## Short task
Gather every line of the entries that includes the word "УГТУ".

## Supplied records
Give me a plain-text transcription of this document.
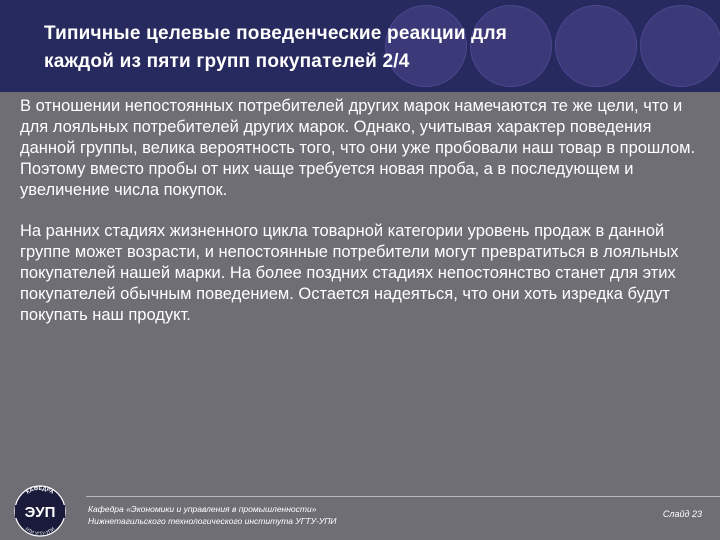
Типичные целевые поведенческие реакции для
каждой из пяти групп покупателей 2/4

В отношении непостоянных потребителей других марок намечаются те же цели, что и для лояльных потребителей других марок. Однако, учитывая характер поведения данной группы, велика вероятность того, что они уже пробовали наш товар в прошлом. Поэтому вместо пробы от них чаще требуется новая проба, а в последующем и увеличение числа покупок.

На ранних стадиях жизненного цикла товарной категории уровень продаж в данной группе может возрасти, и непостоянные потребители могут превратиться в лояльных покупателей нашей марки. На более поздних стадиях непостоянство станет для этих покупателей обычным поведением. Остается надеяться, что они хоть изредка будут покупать наш продукт.

КАФЕДРА
НТИ УГТУ-УПИ
ЭУП	Кафедра «Экономики и управления в промышленности»
Нижнетагильского технологического института УГТУ-УПИ
Слайд 23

## Result of this task
НТИ УГТУ-УПИ
Нижнетагильского технологического института УГТУ-УПИ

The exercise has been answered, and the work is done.